◆ **RECORDED INFORMATION**:
++++++++

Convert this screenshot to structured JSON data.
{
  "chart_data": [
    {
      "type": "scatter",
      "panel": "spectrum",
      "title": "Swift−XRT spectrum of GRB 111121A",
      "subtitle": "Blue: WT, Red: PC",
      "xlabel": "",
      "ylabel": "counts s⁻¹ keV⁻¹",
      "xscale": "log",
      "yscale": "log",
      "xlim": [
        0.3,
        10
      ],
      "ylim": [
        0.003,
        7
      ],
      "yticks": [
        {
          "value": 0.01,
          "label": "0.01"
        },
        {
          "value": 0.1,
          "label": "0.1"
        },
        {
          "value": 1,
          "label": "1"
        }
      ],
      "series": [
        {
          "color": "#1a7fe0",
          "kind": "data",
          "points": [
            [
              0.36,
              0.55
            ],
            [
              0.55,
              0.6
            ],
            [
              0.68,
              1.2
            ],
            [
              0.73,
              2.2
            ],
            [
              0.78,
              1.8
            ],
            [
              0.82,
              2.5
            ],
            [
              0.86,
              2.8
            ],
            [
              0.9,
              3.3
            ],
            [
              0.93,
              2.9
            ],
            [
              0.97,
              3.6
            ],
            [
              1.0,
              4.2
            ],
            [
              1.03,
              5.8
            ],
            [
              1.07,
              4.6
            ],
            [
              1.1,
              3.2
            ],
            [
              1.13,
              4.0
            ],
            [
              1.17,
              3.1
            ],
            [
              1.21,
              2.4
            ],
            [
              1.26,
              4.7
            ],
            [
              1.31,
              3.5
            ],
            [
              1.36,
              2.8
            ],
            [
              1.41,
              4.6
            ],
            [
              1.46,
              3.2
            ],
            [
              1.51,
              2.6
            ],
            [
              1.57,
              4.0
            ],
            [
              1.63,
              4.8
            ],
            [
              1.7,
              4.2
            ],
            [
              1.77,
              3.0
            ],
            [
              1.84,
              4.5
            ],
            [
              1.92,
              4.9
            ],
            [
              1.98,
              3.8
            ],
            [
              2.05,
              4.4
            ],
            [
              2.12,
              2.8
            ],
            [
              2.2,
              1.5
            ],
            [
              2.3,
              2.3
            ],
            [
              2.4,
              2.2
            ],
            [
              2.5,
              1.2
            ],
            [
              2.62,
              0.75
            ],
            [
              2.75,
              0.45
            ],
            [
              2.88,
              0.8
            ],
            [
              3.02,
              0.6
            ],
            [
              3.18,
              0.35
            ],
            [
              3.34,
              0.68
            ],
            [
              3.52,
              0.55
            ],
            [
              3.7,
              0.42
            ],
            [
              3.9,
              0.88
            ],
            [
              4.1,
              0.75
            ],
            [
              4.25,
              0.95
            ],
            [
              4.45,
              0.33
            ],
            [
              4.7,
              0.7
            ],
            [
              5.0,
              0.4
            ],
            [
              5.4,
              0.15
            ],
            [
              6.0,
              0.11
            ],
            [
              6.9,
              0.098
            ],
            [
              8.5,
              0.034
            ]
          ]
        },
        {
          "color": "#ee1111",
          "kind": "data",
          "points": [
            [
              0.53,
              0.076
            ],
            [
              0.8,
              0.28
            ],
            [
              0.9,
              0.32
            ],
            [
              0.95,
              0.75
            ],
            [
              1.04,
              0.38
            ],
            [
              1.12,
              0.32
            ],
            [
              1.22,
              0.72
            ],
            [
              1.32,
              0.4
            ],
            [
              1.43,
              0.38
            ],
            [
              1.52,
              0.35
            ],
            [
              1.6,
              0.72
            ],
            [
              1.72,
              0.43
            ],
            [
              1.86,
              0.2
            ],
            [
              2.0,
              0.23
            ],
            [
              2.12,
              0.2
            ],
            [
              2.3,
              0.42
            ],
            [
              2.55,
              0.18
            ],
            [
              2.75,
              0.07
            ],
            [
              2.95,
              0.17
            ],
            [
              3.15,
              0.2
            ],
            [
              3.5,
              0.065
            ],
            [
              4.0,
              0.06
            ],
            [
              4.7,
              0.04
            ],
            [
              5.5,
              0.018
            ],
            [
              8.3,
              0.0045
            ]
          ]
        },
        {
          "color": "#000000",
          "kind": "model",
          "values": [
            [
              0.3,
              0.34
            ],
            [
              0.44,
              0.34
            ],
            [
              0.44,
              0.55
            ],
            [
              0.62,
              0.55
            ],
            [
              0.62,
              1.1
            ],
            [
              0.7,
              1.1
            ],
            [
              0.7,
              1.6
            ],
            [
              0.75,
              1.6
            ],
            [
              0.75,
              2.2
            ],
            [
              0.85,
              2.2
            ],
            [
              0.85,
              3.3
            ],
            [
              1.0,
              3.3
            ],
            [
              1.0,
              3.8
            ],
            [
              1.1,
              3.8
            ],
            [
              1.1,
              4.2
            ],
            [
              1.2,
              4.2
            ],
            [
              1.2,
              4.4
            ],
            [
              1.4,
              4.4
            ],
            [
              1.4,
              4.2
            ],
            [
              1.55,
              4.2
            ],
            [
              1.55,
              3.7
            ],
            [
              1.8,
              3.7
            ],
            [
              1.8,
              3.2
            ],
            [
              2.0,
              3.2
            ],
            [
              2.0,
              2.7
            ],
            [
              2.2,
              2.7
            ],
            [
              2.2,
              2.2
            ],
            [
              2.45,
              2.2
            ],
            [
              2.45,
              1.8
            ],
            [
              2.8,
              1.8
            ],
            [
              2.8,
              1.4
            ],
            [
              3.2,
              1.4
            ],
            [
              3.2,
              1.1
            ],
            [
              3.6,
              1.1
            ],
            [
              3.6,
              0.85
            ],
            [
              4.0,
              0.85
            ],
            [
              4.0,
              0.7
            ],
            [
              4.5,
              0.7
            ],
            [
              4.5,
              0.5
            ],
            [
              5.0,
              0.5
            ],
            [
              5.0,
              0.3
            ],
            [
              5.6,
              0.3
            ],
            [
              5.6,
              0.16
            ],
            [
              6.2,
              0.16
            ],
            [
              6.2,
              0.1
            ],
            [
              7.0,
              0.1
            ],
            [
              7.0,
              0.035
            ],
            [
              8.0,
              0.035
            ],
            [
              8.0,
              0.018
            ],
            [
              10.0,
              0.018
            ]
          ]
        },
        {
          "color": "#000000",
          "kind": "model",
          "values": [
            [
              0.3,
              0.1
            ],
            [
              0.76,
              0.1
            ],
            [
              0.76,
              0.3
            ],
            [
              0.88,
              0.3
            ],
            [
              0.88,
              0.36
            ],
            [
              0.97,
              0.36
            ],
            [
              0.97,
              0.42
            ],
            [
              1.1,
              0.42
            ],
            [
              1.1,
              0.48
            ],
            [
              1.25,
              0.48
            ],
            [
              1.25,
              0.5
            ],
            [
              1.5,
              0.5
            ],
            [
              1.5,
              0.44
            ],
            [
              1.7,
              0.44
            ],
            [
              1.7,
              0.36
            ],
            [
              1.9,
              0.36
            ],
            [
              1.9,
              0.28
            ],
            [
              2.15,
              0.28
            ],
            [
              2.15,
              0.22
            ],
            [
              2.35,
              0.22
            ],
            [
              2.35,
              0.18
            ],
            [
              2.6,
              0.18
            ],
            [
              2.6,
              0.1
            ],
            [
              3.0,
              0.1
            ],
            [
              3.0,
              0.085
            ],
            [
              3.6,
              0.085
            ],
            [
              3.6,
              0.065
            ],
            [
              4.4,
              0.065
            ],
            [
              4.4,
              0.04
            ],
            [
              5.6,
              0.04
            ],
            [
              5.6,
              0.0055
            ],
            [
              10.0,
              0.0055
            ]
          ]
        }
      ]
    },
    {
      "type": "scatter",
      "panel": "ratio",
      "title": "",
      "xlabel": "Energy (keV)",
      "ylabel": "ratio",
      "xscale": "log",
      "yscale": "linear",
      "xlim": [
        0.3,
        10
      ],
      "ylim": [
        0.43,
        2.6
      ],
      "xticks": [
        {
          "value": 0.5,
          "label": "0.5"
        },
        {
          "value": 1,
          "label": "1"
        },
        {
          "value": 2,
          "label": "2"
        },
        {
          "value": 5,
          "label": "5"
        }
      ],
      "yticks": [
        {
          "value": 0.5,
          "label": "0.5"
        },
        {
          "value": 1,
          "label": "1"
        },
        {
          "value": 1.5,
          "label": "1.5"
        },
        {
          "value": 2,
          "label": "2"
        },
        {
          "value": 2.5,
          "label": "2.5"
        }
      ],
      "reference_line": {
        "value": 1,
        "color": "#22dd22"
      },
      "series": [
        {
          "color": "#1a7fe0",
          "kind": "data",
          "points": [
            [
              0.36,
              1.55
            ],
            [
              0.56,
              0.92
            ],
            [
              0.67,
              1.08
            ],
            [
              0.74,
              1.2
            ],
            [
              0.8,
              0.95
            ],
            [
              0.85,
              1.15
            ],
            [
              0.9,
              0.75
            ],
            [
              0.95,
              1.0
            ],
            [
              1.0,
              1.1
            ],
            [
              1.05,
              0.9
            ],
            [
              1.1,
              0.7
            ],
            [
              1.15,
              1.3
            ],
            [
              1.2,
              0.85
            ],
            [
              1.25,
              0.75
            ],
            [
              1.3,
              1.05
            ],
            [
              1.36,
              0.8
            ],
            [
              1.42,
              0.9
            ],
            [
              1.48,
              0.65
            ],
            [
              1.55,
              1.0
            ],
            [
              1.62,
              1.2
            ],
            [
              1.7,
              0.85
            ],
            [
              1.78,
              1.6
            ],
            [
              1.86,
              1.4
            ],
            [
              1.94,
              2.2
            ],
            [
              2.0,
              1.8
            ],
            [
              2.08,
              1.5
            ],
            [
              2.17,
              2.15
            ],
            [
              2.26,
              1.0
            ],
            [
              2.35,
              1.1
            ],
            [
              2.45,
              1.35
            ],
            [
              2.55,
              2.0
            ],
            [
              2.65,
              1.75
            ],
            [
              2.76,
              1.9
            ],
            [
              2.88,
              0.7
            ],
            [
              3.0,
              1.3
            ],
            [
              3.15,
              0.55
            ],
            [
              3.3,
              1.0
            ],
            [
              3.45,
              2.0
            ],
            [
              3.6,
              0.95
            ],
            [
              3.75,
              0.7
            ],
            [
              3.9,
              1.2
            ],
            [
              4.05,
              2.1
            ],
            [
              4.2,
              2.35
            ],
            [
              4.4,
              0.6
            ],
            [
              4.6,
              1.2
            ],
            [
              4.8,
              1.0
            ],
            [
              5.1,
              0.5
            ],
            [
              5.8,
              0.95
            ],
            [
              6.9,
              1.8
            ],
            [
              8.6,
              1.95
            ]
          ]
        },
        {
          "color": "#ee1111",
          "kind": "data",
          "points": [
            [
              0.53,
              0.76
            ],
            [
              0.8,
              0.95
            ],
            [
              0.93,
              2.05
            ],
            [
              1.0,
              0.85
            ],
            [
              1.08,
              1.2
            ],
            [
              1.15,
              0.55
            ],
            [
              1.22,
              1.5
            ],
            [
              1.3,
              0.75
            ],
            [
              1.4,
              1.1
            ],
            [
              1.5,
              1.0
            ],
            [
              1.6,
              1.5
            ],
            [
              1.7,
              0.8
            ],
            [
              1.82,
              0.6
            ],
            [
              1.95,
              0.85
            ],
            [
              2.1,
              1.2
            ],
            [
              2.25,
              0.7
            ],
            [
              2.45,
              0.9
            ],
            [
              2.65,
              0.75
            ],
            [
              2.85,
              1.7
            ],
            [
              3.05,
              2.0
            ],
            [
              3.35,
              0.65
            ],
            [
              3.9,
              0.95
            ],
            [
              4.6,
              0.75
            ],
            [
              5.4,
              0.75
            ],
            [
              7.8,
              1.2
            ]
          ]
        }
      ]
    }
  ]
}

++++++++

◆ **WHAT YOU ARE ASKED TO DO**: List every line in the records above that contains the word "spectrum".

◆ **ANSWER TO THE EXERCISE**:
      "panel": "spectrum",
      "title": "Swift−XRT spectrum of GRB 111121A",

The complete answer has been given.